• [Problem requirements]
Write out the whole listing, matching it exactly.

________________________________________

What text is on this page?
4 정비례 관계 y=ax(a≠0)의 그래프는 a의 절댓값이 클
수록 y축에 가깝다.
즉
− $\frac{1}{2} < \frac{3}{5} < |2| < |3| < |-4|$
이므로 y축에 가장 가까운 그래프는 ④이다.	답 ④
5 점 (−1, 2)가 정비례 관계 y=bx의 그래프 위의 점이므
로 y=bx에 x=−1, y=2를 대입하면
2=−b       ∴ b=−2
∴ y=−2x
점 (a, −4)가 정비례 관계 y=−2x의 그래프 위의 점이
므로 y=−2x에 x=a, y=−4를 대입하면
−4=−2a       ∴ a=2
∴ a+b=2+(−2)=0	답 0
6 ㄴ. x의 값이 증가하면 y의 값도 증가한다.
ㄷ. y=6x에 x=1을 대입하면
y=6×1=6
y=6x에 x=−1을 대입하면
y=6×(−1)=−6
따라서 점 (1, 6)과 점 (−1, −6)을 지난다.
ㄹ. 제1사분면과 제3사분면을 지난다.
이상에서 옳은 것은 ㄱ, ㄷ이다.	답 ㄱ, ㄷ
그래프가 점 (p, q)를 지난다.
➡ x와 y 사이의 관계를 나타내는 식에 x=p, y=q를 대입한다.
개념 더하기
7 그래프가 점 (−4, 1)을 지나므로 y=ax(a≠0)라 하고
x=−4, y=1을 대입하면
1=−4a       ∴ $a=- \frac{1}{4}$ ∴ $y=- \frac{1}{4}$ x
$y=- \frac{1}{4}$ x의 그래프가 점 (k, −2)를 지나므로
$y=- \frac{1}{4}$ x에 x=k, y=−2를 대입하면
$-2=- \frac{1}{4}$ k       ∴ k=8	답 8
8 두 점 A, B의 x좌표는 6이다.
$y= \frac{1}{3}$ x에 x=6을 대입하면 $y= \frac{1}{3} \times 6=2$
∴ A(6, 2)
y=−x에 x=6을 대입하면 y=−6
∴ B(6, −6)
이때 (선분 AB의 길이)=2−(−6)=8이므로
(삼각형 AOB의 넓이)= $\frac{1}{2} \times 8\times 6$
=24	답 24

________________________________________

• [Task response]
What text is on this page?
4 정비례 관계 y=ax(a≠0)의 그래프는 a의 절댓값이 클
수록 y축에 가깝다.
즉
− $\frac{1}{2} < \frac{3}{5} < |2| < |3| < |-4|$
이므로 y축에 가장 가까운 그래프는 ④이다.	답 ④
5 점 (−1, 2)가 정비례 관계 y=bx의 그래프 위의 점이므
로 y=bx에 x=−1, y=2를 대입하면
2=−b       ∴ b=−2
∴ y=−2x
점 (a, −4)가 정비례 관계 y=−2x의 그래프 위의 점이
므로 y=−2x에 x=a, y=−4를 대입하면
−4=−2a       ∴ a=2
∴ a+b=2+(−2)=0	답 0
6 ㄴ. x의 값이 증가하면 y의 값도 증가한다.
ㄷ. y=6x에 x=1을 대입하면
y=6×1=6
y=6x에 x=−1을 대입하면
y=6×(−1)=−6
따라서 점 (1, 6)과 점 (−1, −6)을 지난다.
ㄹ. 제1사분면과 제3사분면을 지난다.
이상에서 옳은 것은 ㄱ, ㄷ이다.	답 ㄱ, ㄷ
그래프가 점 (p, q)를 지난다.
➡ x와 y 사이의 관계를 나타내는 식에 x=p, y=q를 대입한다.
개념 더하기
7 그래프가 점 (−4, 1)을 지나므로 y=ax(a≠0)라 하고
x=−4, y=1을 대입하면
1=−4a       ∴ $a=- \frac{1}{4}$ ∴ $y=- \frac{1}{4}$ x
$y=- \frac{1}{4}$ x의 그래프가 점 (k, −2)를 지나므로
$y=- \frac{1}{4}$ x에 x=k, y=−2를 대입하면
$-2=- \frac{1}{4}$ k       ∴ k=8	답 8
8 두 점 A, B의 x좌표는 6이다.
$y= \frac{1}{3}$ x에 x=6을 대입하면 $y= \frac{1}{3} \times 6=2$
∴ A(6, 2)
y=−x에 x=6을 대입하면 y=−6
∴ B(6, −6)
이때 (선분 AB의 길이)=2−(−6)=8이므로
(삼각형 AOB의 넓이)= $\frac{1}{2} \times 8\times 6$
=24	답 24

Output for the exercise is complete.